# DATA LINES start

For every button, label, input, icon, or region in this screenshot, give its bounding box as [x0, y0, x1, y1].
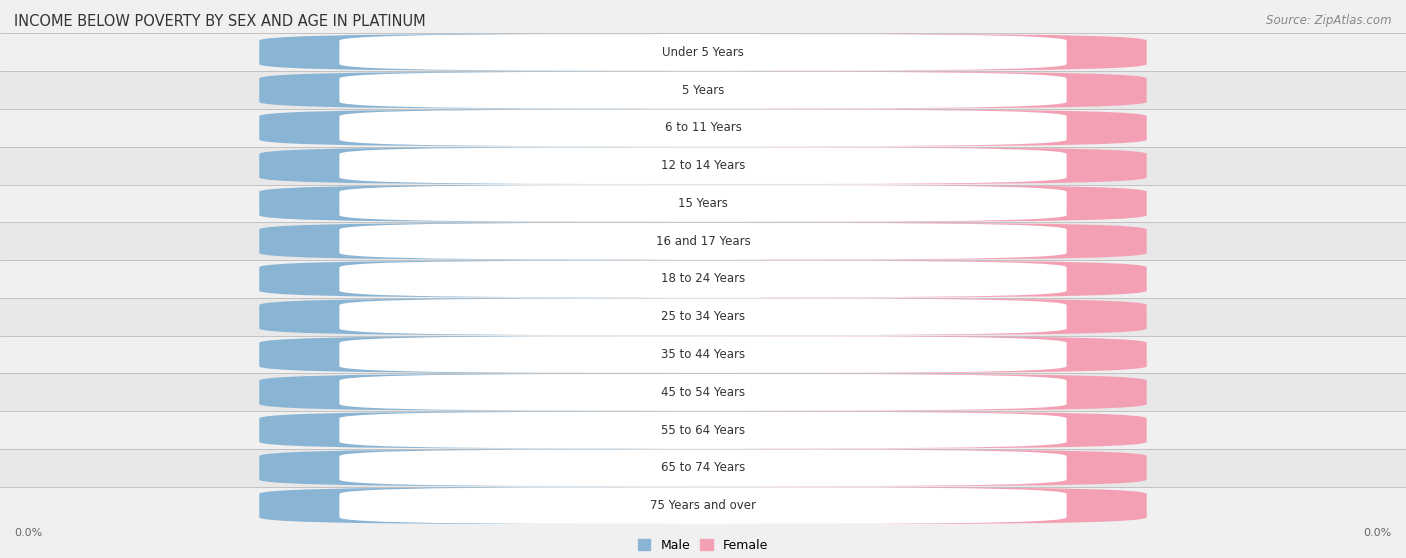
- Text: 0.0%: 0.0%: [526, 387, 554, 397]
- Text: 0.0%: 0.0%: [526, 236, 554, 246]
- Text: 35 to 44 Years: 35 to 44 Years: [661, 348, 745, 361]
- Text: 0.0%: 0.0%: [526, 349, 554, 359]
- Bar: [0, 487, 1406, 525]
- Text: 0.0%: 0.0%: [526, 501, 554, 511]
- FancyBboxPatch shape: [259, 223, 821, 259]
- FancyBboxPatch shape: [585, 450, 1147, 486]
- Text: 0.0%: 0.0%: [852, 47, 880, 57]
- Text: 0.0%: 0.0%: [852, 463, 880, 473]
- Bar: [0, 260, 1406, 298]
- Bar: [0, 373, 1406, 411]
- FancyBboxPatch shape: [259, 299, 821, 335]
- FancyBboxPatch shape: [339, 147, 1067, 184]
- Bar: [0, 71, 1406, 109]
- Text: 0.0%: 0.0%: [852, 236, 880, 246]
- FancyBboxPatch shape: [585, 261, 1147, 297]
- FancyBboxPatch shape: [339, 185, 1067, 222]
- Text: 0.0%: 0.0%: [526, 199, 554, 209]
- Text: 45 to 54 Years: 45 to 54 Years: [661, 386, 745, 399]
- Text: 0.0%: 0.0%: [526, 85, 554, 95]
- FancyBboxPatch shape: [585, 487, 1147, 524]
- FancyBboxPatch shape: [259, 261, 821, 297]
- FancyBboxPatch shape: [259, 72, 821, 108]
- FancyBboxPatch shape: [339, 336, 1067, 373]
- Text: 0.0%: 0.0%: [852, 123, 880, 133]
- FancyBboxPatch shape: [339, 412, 1067, 449]
- Text: 16 and 17 Years: 16 and 17 Years: [655, 235, 751, 248]
- Bar: [0, 222, 1406, 260]
- Text: 0.0%: 0.0%: [526, 47, 554, 57]
- FancyBboxPatch shape: [585, 299, 1147, 335]
- Text: 0.0%: 0.0%: [852, 349, 880, 359]
- Text: INCOME BELOW POVERTY BY SEX AND AGE IN PLATINUM: INCOME BELOW POVERTY BY SEX AND AGE IN P…: [14, 14, 426, 29]
- FancyBboxPatch shape: [259, 336, 821, 373]
- Bar: [0, 449, 1406, 487]
- FancyBboxPatch shape: [259, 412, 821, 449]
- Text: 0.0%: 0.0%: [526, 274, 554, 284]
- Text: Under 5 Years: Under 5 Years: [662, 46, 744, 59]
- FancyBboxPatch shape: [585, 185, 1147, 222]
- FancyBboxPatch shape: [339, 109, 1067, 146]
- Text: 75 Years and over: 75 Years and over: [650, 499, 756, 512]
- Text: 0.0%: 0.0%: [526, 123, 554, 133]
- FancyBboxPatch shape: [585, 147, 1147, 184]
- Bar: [0, 336, 1406, 373]
- FancyBboxPatch shape: [339, 450, 1067, 486]
- Text: 5 Years: 5 Years: [682, 84, 724, 97]
- Bar: [0, 147, 1406, 185]
- FancyBboxPatch shape: [339, 72, 1067, 108]
- Text: 6 to 11 Years: 6 to 11 Years: [665, 122, 741, 134]
- Text: 0.0%: 0.0%: [852, 199, 880, 209]
- FancyBboxPatch shape: [259, 109, 821, 146]
- FancyBboxPatch shape: [259, 487, 821, 524]
- FancyBboxPatch shape: [259, 185, 821, 222]
- Text: 0.0%: 0.0%: [526, 425, 554, 435]
- Bar: [0, 298, 1406, 336]
- FancyBboxPatch shape: [259, 374, 821, 411]
- FancyBboxPatch shape: [339, 299, 1067, 335]
- FancyBboxPatch shape: [585, 109, 1147, 146]
- Text: 0.0%: 0.0%: [852, 387, 880, 397]
- FancyBboxPatch shape: [259, 450, 821, 486]
- Bar: [0, 185, 1406, 222]
- Text: Source: ZipAtlas.com: Source: ZipAtlas.com: [1267, 14, 1392, 27]
- FancyBboxPatch shape: [259, 147, 821, 184]
- Text: 0.0%: 0.0%: [526, 463, 554, 473]
- FancyBboxPatch shape: [585, 34, 1147, 71]
- Text: 12 to 14 Years: 12 to 14 Years: [661, 159, 745, 172]
- FancyBboxPatch shape: [339, 34, 1067, 71]
- Text: 0.0%: 0.0%: [526, 161, 554, 171]
- FancyBboxPatch shape: [585, 374, 1147, 411]
- FancyBboxPatch shape: [339, 261, 1067, 297]
- FancyBboxPatch shape: [339, 487, 1067, 524]
- Text: 0.0%: 0.0%: [852, 85, 880, 95]
- FancyBboxPatch shape: [585, 223, 1147, 259]
- Text: 0.0%: 0.0%: [852, 501, 880, 511]
- FancyBboxPatch shape: [339, 374, 1067, 411]
- Text: 0.0%: 0.0%: [852, 312, 880, 322]
- FancyBboxPatch shape: [339, 223, 1067, 259]
- FancyBboxPatch shape: [259, 34, 821, 71]
- Text: 0.0%: 0.0%: [526, 312, 554, 322]
- Bar: [0, 411, 1406, 449]
- Text: 0.0%: 0.0%: [852, 425, 880, 435]
- Text: 0.0%: 0.0%: [852, 161, 880, 171]
- FancyBboxPatch shape: [585, 336, 1147, 373]
- Bar: [0, 109, 1406, 147]
- Text: 15 Years: 15 Years: [678, 197, 728, 210]
- Legend: Male, Female: Male, Female: [638, 539, 768, 552]
- Text: 0.0%: 0.0%: [1364, 528, 1392, 538]
- Text: 18 to 24 Years: 18 to 24 Years: [661, 272, 745, 286]
- Text: 65 to 74 Years: 65 to 74 Years: [661, 461, 745, 474]
- FancyBboxPatch shape: [585, 412, 1147, 449]
- FancyBboxPatch shape: [585, 72, 1147, 108]
- Text: 25 to 34 Years: 25 to 34 Years: [661, 310, 745, 323]
- Text: 0.0%: 0.0%: [852, 274, 880, 284]
- Text: 0.0%: 0.0%: [14, 528, 42, 538]
- Text: 55 to 64 Years: 55 to 64 Years: [661, 424, 745, 436]
- Bar: [0, 33, 1406, 71]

# DATA LINES end

WRITTEN INSTRUCTION:
From the material, pull out every line from the one containing "- Text: 0.0%: 0.0%: [526, 387, 554, 397]" through the one containing "- FancyBboxPatch shape: [585, 261, 1147, 297]", including both, and copy them verbatim.

RESPONSE FOR THIS EXERCISE:
- Text: 0.0%: 0.0%: [526, 387, 554, 397]
- Text: 0.0%: 0.0%: [526, 236, 554, 246]
- Text: 35 to 44 Years: 35 to 44 Years: [661, 348, 745, 361]
- Text: 0.0%: 0.0%: [526, 349, 554, 359]
- Bar: [0, 487, 1406, 525]
- Text: 0.0%: 0.0%: [526, 501, 554, 511]
- FancyBboxPatch shape: [259, 223, 821, 259]
- FancyBboxPatch shape: [585, 450, 1147, 486]
- Text: 0.0%: 0.0%: [852, 47, 880, 57]
- Text: 0.0%: 0.0%: [852, 463, 880, 473]
- Bar: [0, 260, 1406, 298]
- Bar: [0, 373, 1406, 411]
- FancyBboxPatch shape: [259, 299, 821, 335]
- FancyBboxPatch shape: [339, 147, 1067, 184]
- Bar: [0, 71, 1406, 109]
- Text: 0.0%: 0.0%: [852, 236, 880, 246]
- FancyBboxPatch shape: [585, 261, 1147, 297]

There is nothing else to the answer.